### [EXERCISE DESCRIPTION]
Return the records that follow unaltered. Omit every picture.

Rows from a figure dataset
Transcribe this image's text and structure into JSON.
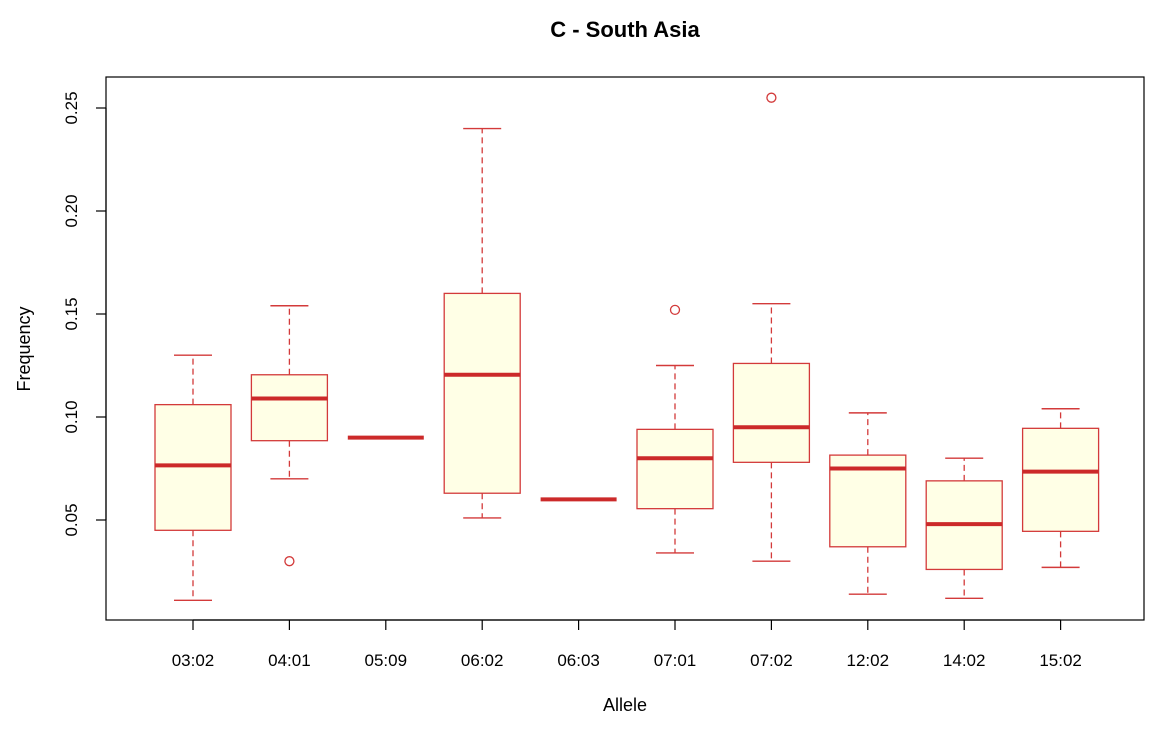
{
  "chart_data": {
    "type": "boxplot",
    "title": "C - South Asia",
    "xlabel": "Allele",
    "ylabel": "Frequency",
    "ylim": [
      0.0,
      0.26
    ],
    "yticks": [
      "0.05",
      "0.10",
      "0.15",
      "0.20",
      "0.25"
    ],
    "ytick_values": [
      0.05,
      0.1,
      0.15,
      0.2,
      0.25
    ],
    "categories": [
      "03:02",
      "04:01",
      "05:09",
      "06:02",
      "06:03",
      "07:01",
      "07:02",
      "12:02",
      "14:02",
      "15:02"
    ],
    "boxes": [
      {
        "whisker_low": 0.011,
        "q1": 0.045,
        "median": 0.0765,
        "q3": 0.106,
        "whisker_high": 0.13,
        "outliers": []
      },
      {
        "whisker_low": 0.07,
        "q1": 0.0885,
        "median": 0.109,
        "q3": 0.1205,
        "whisker_high": 0.154,
        "outliers": [
          0.03
        ]
      },
      {
        "whisker_low": 0.09,
        "q1": 0.09,
        "median": 0.09,
        "q3": 0.09,
        "whisker_high": 0.09,
        "outliers": []
      },
      {
        "whisker_low": 0.051,
        "q1": 0.063,
        "median": 0.1205,
        "q3": 0.16,
        "whisker_high": 0.24,
        "outliers": []
      },
      {
        "whisker_low": 0.06,
        "q1": 0.06,
        "median": 0.06,
        "q3": 0.06,
        "whisker_high": 0.06,
        "outliers": []
      },
      {
        "whisker_low": 0.034,
        "q1": 0.0555,
        "median": 0.08,
        "q3": 0.094,
        "whisker_high": 0.125,
        "outliers": [
          0.152
        ]
      },
      {
        "whisker_low": 0.03,
        "q1": 0.078,
        "median": 0.095,
        "q3": 0.126,
        "whisker_high": 0.155,
        "outliers": [
          0.255
        ]
      },
      {
        "whisker_low": 0.014,
        "q1": 0.037,
        "median": 0.075,
        "q3": 0.0815,
        "whisker_high": 0.102,
        "outliers": []
      },
      {
        "whisker_low": 0.012,
        "q1": 0.026,
        "median": 0.048,
        "q3": 0.069,
        "whisker_high": 0.08,
        "outliers": []
      },
      {
        "whisker_low": 0.027,
        "q1": 0.0445,
        "median": 0.0735,
        "q3": 0.0945,
        "whisker_high": 0.104,
        "outliers": []
      }
    ],
    "colors": {
      "box_fill": "#ffffe6",
      "box_border": "#d33a3a",
      "median": "#cc2a2a",
      "whisker": "#d33a3a",
      "outlier": "#d33a3a",
      "frame": "#000000"
    },
    "grid": false,
    "legend": "none"
  }
}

### [RESULT FOR THIS EXERCISE]
Transcribe this image's text and structure into JSON.
{
  "chart_data": {
    "type": "boxplot",
    "title": "C - South Asia",
    "xlabel": "Allele",
    "ylabel": "Frequency",
    "ylim": [
      0.0,
      0.26
    ],
    "yticks": [
      "0.05",
      "0.10",
      "0.15",
      "0.20",
      "0.25"
    ],
    "ytick_values": [
      0.05,
      0.1,
      0.15,
      0.2,
      0.25
    ],
    "categories": [
      "03:02",
      "04:01",
      "05:09",
      "06:02",
      "06:03",
      "07:01",
      "07:02",
      "12:02",
      "14:02",
      "15:02"
    ],
    "boxes": [
      {
        "whisker_low": 0.011,
        "q1": 0.045,
        "median": 0.0765,
        "q3": 0.106,
        "whisker_high": 0.13,
        "outliers": []
      },
      {
        "whisker_low": 0.07,
        "q1": 0.0885,
        "median": 0.109,
        "q3": 0.1205,
        "whisker_high": 0.154,
        "outliers": [
          0.03
        ]
      },
      {
        "whisker_low": 0.09,
        "q1": 0.09,
        "median": 0.09,
        "q3": 0.09,
        "whisker_high": 0.09,
        "outliers": []
      },
      {
        "whisker_low": 0.051,
        "q1": 0.063,
        "median": 0.1205,
        "q3": 0.16,
        "whisker_high": 0.24,
        "outliers": []
      },
      {
        "whisker_low": 0.06,
        "q1": 0.06,
        "median": 0.06,
        "q3": 0.06,
        "whisker_high": 0.06,
        "outliers": []
      },
      {
        "whisker_low": 0.034,
        "q1": 0.0555,
        "median": 0.08,
        "q3": 0.094,
        "whisker_high": 0.125,
        "outliers": [
          0.152
        ]
      },
      {
        "whisker_low": 0.03,
        "q1": 0.078,
        "median": 0.095,
        "q3": 0.126,
        "whisker_high": 0.155,
        "outliers": [
          0.255
        ]
      },
      {
        "whisker_low": 0.014,
        "q1": 0.037,
        "median": 0.075,
        "q3": 0.0815,
        "whisker_high": 0.102,
        "outliers": []
      },
      {
        "whisker_low": 0.012,
        "q1": 0.026,
        "median": 0.048,
        "q3": 0.069,
        "whisker_high": 0.08,
        "outliers": []
      },
      {
        "whisker_low": 0.027,
        "q1": 0.0445,
        "median": 0.0735,
        "q3": 0.0945,
        "whisker_high": 0.104,
        "outliers": []
      }
    ],
    "colors": {
      "box_fill": "#ffffe6",
      "box_border": "#d33a3a",
      "median": "#cc2a2a",
      "whisker": "#d33a3a",
      "outlier": "#d33a3a",
      "frame": "#000000"
    },
    "grid": false,
    "legend": "none"
  }
}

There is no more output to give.